# Extracts from a graphics dataset:
┌──

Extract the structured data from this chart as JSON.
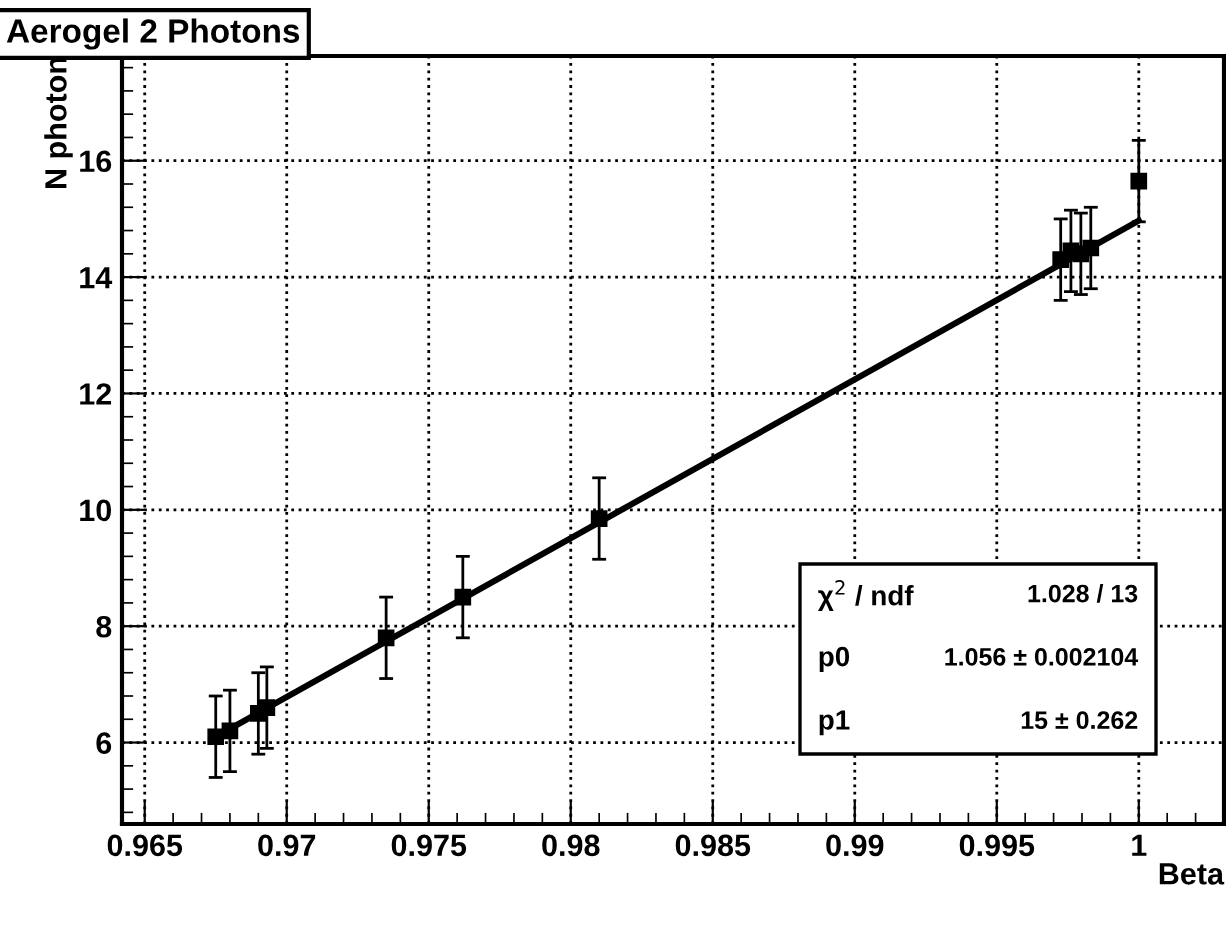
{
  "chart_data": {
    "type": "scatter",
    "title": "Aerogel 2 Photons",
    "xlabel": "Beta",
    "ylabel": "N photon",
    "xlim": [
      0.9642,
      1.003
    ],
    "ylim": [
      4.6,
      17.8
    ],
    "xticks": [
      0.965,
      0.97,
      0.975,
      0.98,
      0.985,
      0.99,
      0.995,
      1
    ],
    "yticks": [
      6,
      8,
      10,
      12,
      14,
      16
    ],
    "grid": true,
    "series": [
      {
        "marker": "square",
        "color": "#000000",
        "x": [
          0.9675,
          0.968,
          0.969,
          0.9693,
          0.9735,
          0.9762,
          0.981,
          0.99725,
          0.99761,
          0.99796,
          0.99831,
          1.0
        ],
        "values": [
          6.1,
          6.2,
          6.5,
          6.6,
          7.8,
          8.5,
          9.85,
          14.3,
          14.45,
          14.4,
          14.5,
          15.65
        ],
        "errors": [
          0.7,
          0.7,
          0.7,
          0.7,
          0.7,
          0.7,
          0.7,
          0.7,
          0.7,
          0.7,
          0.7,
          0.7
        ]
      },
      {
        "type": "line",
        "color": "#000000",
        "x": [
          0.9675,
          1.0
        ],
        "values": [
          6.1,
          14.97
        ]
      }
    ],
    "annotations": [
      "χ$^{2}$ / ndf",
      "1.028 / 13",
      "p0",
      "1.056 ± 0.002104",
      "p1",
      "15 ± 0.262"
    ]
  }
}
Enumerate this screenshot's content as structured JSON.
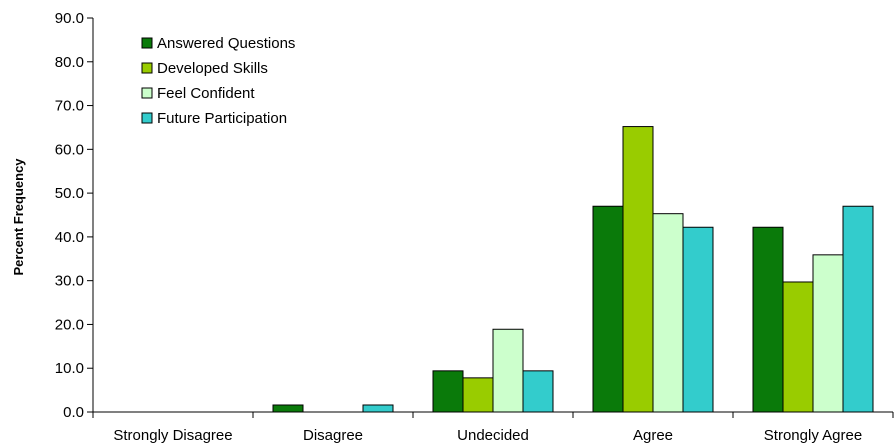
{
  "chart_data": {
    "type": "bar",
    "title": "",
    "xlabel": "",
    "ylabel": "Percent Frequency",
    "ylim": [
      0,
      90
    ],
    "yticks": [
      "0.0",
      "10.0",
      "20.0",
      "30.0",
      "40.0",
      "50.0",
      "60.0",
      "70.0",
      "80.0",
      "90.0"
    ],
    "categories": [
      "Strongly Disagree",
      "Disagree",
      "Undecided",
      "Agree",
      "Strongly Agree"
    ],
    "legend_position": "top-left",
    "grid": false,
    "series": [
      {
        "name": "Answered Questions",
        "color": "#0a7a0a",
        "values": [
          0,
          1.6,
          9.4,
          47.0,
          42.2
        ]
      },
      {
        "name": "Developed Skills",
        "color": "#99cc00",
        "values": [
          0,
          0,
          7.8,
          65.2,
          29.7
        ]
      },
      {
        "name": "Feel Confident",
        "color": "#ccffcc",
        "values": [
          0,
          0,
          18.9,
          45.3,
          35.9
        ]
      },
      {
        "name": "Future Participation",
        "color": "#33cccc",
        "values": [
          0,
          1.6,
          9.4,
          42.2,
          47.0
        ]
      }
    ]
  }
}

└──

# REQUIRED WORK:
A faithful copy of the records above is needed, with the pictures left out.

# TASK ANSWER:
Extract the structured data from this chart as JSON.
{
  "chart_data": {
    "type": "scatter",
    "title": "Aerogel 2 Photons",
    "xlabel": "Beta",
    "ylabel": "N photon",
    "xlim": [
      0.9642,
      1.003
    ],
    "ylim": [
      4.6,
      17.8
    ],
    "xticks": [
      0.965,
      0.97,
      0.975,
      0.98,
      0.985,
      0.99,
      0.995,
      1
    ],
    "yticks": [
      6,
      8,
      10,
      12,
      14,
      16
    ],
    "grid": true,
    "series": [
      {
        "marker": "square",
        "color": "#000000",
        "x": [
          0.9675,
          0.968,
          0.969,
          0.9693,
          0.9735,
          0.9762,
          0.981,
          0.99725,
          0.99761,
          0.99796,
          0.99831,
          1.0
        ],
        "values": [
          6.1,
          6.2,
          6.5,
          6.6,
          7.8,
          8.5,
          9.85,
          14.3,
          14.45,
          14.4,
          14.5,
          15.65
        ],
        "errors": [
          0.7,
          0.7,
          0.7,
          0.7,
          0.7,
          0.7,
          0.7,
          0.7,
          0.7,
          0.7,
          0.7,
          0.7
        ]
      },
      {
        "type": "line",
        "color": "#000000",
        "x": [
          0.9675,
          1.0
        ],
        "values": [
          6.1,
          14.97
        ]
      }
    ],
    "annotations": [
      "χ$^{2}$ / ndf",
      "1.028 / 13",
      "p0",
      "1.056 ± 0.002104",
      "p1",
      "15 ± 0.262"
    ]
  }
}
Enumerate this screenshot's content as structured JSON.
{
  "chart_data": {
    "type": "bar",
    "title": "",
    "xlabel": "",
    "ylabel": "Percent Frequency",
    "ylim": [
      0,
      90
    ],
    "yticks": [
      "0.0",
      "10.0",
      "20.0",
      "30.0",
      "40.0",
      "50.0",
      "60.0",
      "70.0",
      "80.0",
      "90.0"
    ],
    "categories": [
      "Strongly Disagree",
      "Disagree",
      "Undecided",
      "Agree",
      "Strongly Agree"
    ],
    "legend_position": "top-left",
    "grid": false,
    "series": [
      {
        "name": "Answered Questions",
        "color": "#0a7a0a",
        "values": [
          0,
          1.6,
          9.4,
          47.0,
          42.2
        ]
      },
      {
        "name": "Developed Skills",
        "color": "#99cc00",
        "values": [
          0,
          0,
          7.8,
          65.2,
          29.7
        ]
      },
      {
        "name": "Feel Confident",
        "color": "#ccffcc",
        "values": [
          0,
          0,
          18.9,
          45.3,
          35.9
        ]
      },
      {
        "name": "Future Participation",
        "color": "#33cccc",
        "values": [
          0,
          1.6,
          9.4,
          42.2,
          47.0
        ]
      }
    ]
  }
}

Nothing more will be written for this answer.